▶ Objective: From the entries below, tally how many lines contain "name" and report only that figure.
*****
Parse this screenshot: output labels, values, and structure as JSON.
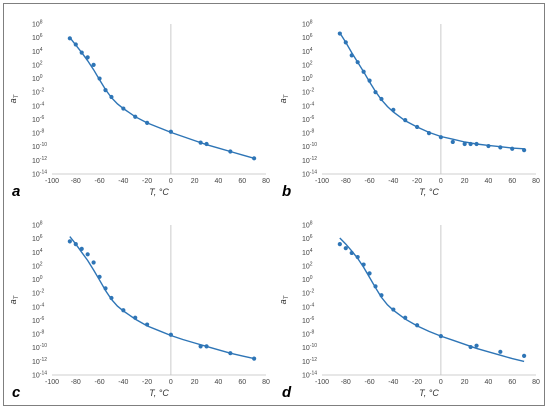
{
  "chart_data": [
    {
      "panel_label": "a",
      "type": "scatter",
      "xlabel": "T, °C",
      "ylabel": "aT",
      "xlim": [
        -100,
        80
      ],
      "ylim_log10": [
        -14,
        8
      ],
      "log_y": true,
      "x_ticks": [
        "-100",
        "-80",
        "-60",
        "-40",
        "-20",
        "0",
        "20",
        "40",
        "60",
        "80"
      ],
      "y_ticks": [
        "10-14",
        "10-12",
        "10-10",
        "10-8",
        "10-6",
        "10-4",
        "10-2",
        "100",
        "102",
        "104",
        "106",
        "108"
      ],
      "grid": false,
      "series": [
        {
          "kind": "points",
          "color": "#2e75b6",
          "x": [
            -85,
            -80,
            -75,
            -70,
            -65,
            -60,
            -55,
            -50,
            -40,
            -30,
            -20,
            0,
            25,
            30,
            50,
            70
          ],
          "y_log10": [
            5.9,
            5.0,
            3.8,
            3.1,
            2.0,
            0.0,
            -1.7,
            -2.7,
            -4.4,
            -5.6,
            -6.5,
            -7.8,
            -9.4,
            -9.6,
            -10.7,
            -11.7
          ]
        },
        {
          "kind": "fit",
          "color": "#2e75b6",
          "x": [
            -85,
            -80,
            -75,
            -70,
            -65,
            -60,
            -55,
            -50,
            -45,
            -40,
            -30,
            -20,
            -10,
            0,
            10,
            20,
            30,
            40,
            50,
            60,
            70
          ],
          "y_log10": [
            6.0,
            4.9,
            3.8,
            2.6,
            1.3,
            -0.2,
            -1.6,
            -2.8,
            -3.7,
            -4.4,
            -5.6,
            -6.5,
            -7.2,
            -7.9,
            -8.5,
            -9.1,
            -9.7,
            -10.2,
            -10.7,
            -11.2,
            -11.7
          ]
        }
      ]
    },
    {
      "panel_label": "b",
      "type": "scatter",
      "xlabel": "T, °C",
      "ylabel": "aT",
      "xlim": [
        -100,
        80
      ],
      "ylim_log10": [
        -14,
        8
      ],
      "log_y": true,
      "x_ticks": [
        "-100",
        "-80",
        "-60",
        "-40",
        "-20",
        "0",
        "20",
        "40",
        "60",
        "80"
      ],
      "y_ticks": [
        "10-14",
        "10-12",
        "10-10",
        "10-8",
        "10-6",
        "10-4",
        "10-2",
        "100",
        "102",
        "104",
        "106",
        "108"
      ],
      "grid": false,
      "series": [
        {
          "kind": "points",
          "color": "#2e75b6",
          "x": [
            -85,
            -80,
            -75,
            -70,
            -65,
            -60,
            -55,
            -50,
            -40,
            -30,
            -20,
            -10,
            0,
            10,
            20,
            25,
            30,
            40,
            50,
            60,
            70
          ],
          "y_log10": [
            6.6,
            5.3,
            3.4,
            2.4,
            1.0,
            -0.3,
            -2.0,
            -3.0,
            -4.6,
            -6.1,
            -7.1,
            -8.0,
            -8.6,
            -9.3,
            -9.6,
            -9.6,
            -9.6,
            -9.9,
            -10.1,
            -10.3,
            -10.5
          ]
        },
        {
          "kind": "fit",
          "color": "#2e75b6",
          "x": [
            -85,
            -80,
            -75,
            -70,
            -65,
            -60,
            -55,
            -50,
            -45,
            -40,
            -30,
            -20,
            -10,
            0,
            10,
            20,
            30,
            40,
            50,
            60,
            70
          ],
          "y_log10": [
            6.7,
            5.3,
            3.8,
            2.4,
            1.0,
            -0.5,
            -1.9,
            -3.1,
            -4.1,
            -4.9,
            -6.2,
            -7.1,
            -7.9,
            -8.5,
            -8.9,
            -9.3,
            -9.6,
            -9.8,
            -10.0,
            -10.2,
            -10.3
          ]
        }
      ]
    },
    {
      "panel_label": "c",
      "type": "scatter",
      "xlabel": "T, °C",
      "ylabel": "aT",
      "xlim": [
        -100,
        80
      ],
      "ylim_log10": [
        -14,
        8
      ],
      "log_y": true,
      "x_ticks": [
        "-100",
        "-80",
        "-60",
        "-40",
        "-20",
        "0",
        "20",
        "40",
        "60",
        "80"
      ],
      "y_ticks": [
        "10-14",
        "10-12",
        "10-10",
        "10-8",
        "10-6",
        "10-4",
        "10-2",
        "100",
        "102",
        "104",
        "106",
        "108"
      ],
      "grid": false,
      "series": [
        {
          "kind": "points",
          "color": "#2e75b6",
          "x": [
            -85,
            -80,
            -75,
            -70,
            -65,
            -60,
            -55,
            -50,
            -40,
            -30,
            -20,
            0,
            25,
            30,
            50,
            70
          ],
          "y_log10": [
            5.6,
            5.2,
            4.5,
            3.7,
            2.5,
            0.4,
            -1.3,
            -2.7,
            -4.5,
            -5.6,
            -6.6,
            -8.1,
            -9.8,
            -9.8,
            -10.8,
            -11.6
          ]
        },
        {
          "kind": "fit",
          "color": "#2e75b6",
          "x": [
            -85,
            -80,
            -75,
            -70,
            -65,
            -60,
            -55,
            -50,
            -45,
            -40,
            -30,
            -20,
            -10,
            0,
            10,
            20,
            30,
            40,
            50,
            60,
            70
          ],
          "y_log10": [
            6.3,
            5.2,
            4.0,
            2.8,
            1.4,
            -0.1,
            -1.6,
            -2.9,
            -3.9,
            -4.6,
            -5.8,
            -6.8,
            -7.5,
            -8.2,
            -8.8,
            -9.3,
            -9.8,
            -10.3,
            -10.8,
            -11.2,
            -11.6
          ]
        }
      ]
    },
    {
      "panel_label": "d",
      "type": "scatter",
      "xlabel": "T, °C",
      "ylabel": "aT",
      "xlim": [
        -100,
        80
      ],
      "ylim_log10": [
        -14,
        8
      ],
      "log_y": true,
      "x_ticks": [
        "-100",
        "-80",
        "-60",
        "-40",
        "-20",
        "0",
        "20",
        "40",
        "60",
        "80"
      ],
      "y_ticks": [
        "10-14",
        "10-12",
        "10-10",
        "10-8",
        "10-6",
        "10-4",
        "10-2",
        "100",
        "102",
        "104",
        "106",
        "108"
      ],
      "grid": false,
      "series": [
        {
          "kind": "points",
          "color": "#2e75b6",
          "x": [
            -85,
            -80,
            -75,
            -70,
            -65,
            -60,
            -55,
            -50,
            -40,
            -30,
            -20,
            0,
            25,
            30,
            50,
            70
          ],
          "y_log10": [
            5.2,
            4.6,
            3.9,
            3.3,
            2.2,
            0.9,
            -1.0,
            -2.3,
            -4.4,
            -5.6,
            -6.7,
            -8.3,
            -9.9,
            -9.7,
            -10.6,
            -11.2
          ]
        },
        {
          "kind": "fit",
          "color": "#2e75b6",
          "x": [
            -85,
            -80,
            -75,
            -70,
            -65,
            -60,
            -55,
            -50,
            -45,
            -40,
            -30,
            -20,
            -10,
            0,
            10,
            20,
            30,
            40,
            50,
            60,
            70
          ],
          "y_log10": [
            6.1,
            5.2,
            4.2,
            3.1,
            1.8,
            0.3,
            -1.2,
            -2.6,
            -3.7,
            -4.5,
            -5.8,
            -6.8,
            -7.6,
            -8.3,
            -8.9,
            -9.5,
            -10.1,
            -10.6,
            -11.1,
            -11.6,
            -12.0
          ]
        }
      ]
    }
  ]
}
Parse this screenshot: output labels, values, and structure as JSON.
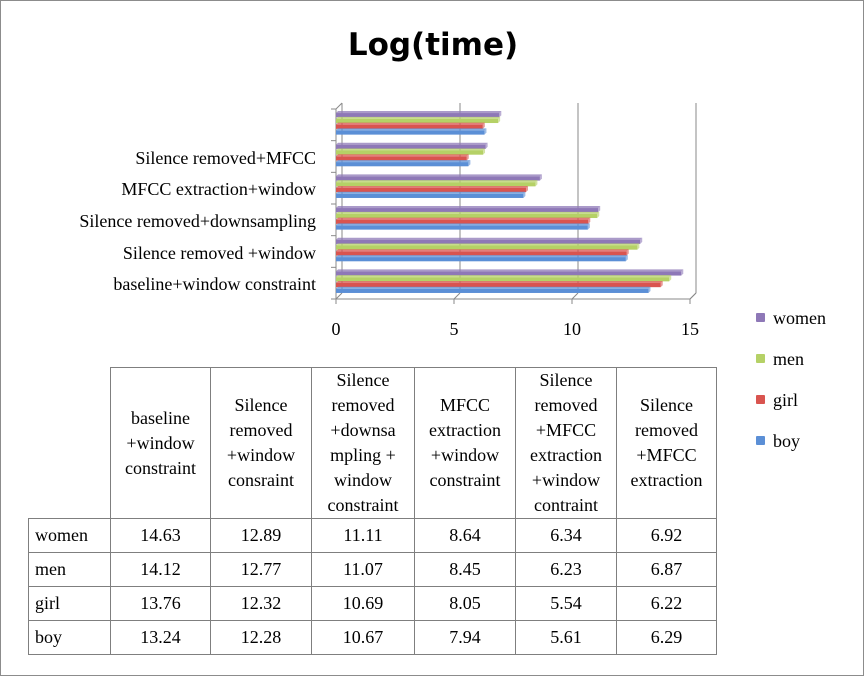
{
  "chart_data": {
    "type": "bar",
    "orientation": "horizontal",
    "title": "Log(time)",
    "categories": [
      "baseline+window constraint",
      "Silence removed +window",
      "Silence removed+downsampling",
      "MFCC extraction+window",
      "Silence removed+MFCC",
      ""
    ],
    "table_headers": [
      [
        "baseline",
        "+window",
        "constraint"
      ],
      [
        "Silence",
        "removed",
        "+window",
        "consraint"
      ],
      [
        "Silence",
        "removed",
        "+downsa",
        "mpling +",
        "window",
        "constraint"
      ],
      [
        "MFCC",
        "extraction",
        "+window",
        "constraint"
      ],
      [
        "Silence",
        "removed",
        "+MFCC",
        "extraction",
        "+window",
        "contraint"
      ],
      [
        "Silence",
        "removed",
        "+MFCC",
        "extraction"
      ]
    ],
    "series": [
      {
        "name": "women",
        "color": "#8e78b7",
        "values": [
          14.63,
          12.89,
          11.11,
          8.64,
          6.34,
          6.92
        ]
      },
      {
        "name": "men",
        "color": "#b5d166",
        "values": [
          14.12,
          12.77,
          11.07,
          8.45,
          6.23,
          6.87
        ]
      },
      {
        "name": "girl",
        "color": "#d9544f",
        "values": [
          13.76,
          12.32,
          10.69,
          8.05,
          5.54,
          6.22
        ]
      },
      {
        "name": "boy",
        "color": "#5b8fd6",
        "values": [
          13.24,
          12.28,
          10.67,
          7.94,
          5.61,
          6.29
        ]
      }
    ],
    "xlim": [
      0,
      15
    ],
    "xticks": [
      0,
      5,
      10,
      15
    ],
    "grid": true,
    "legend_position": "right"
  }
}
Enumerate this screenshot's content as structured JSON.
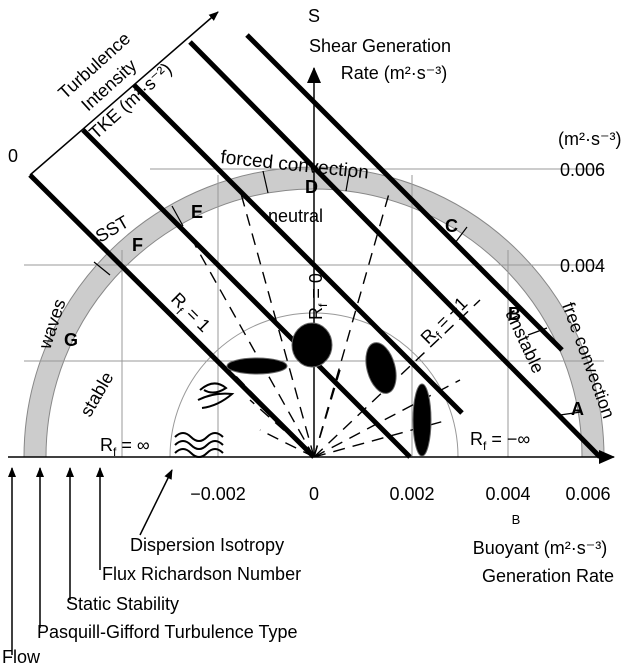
*****
▶ Response to this exercise: 4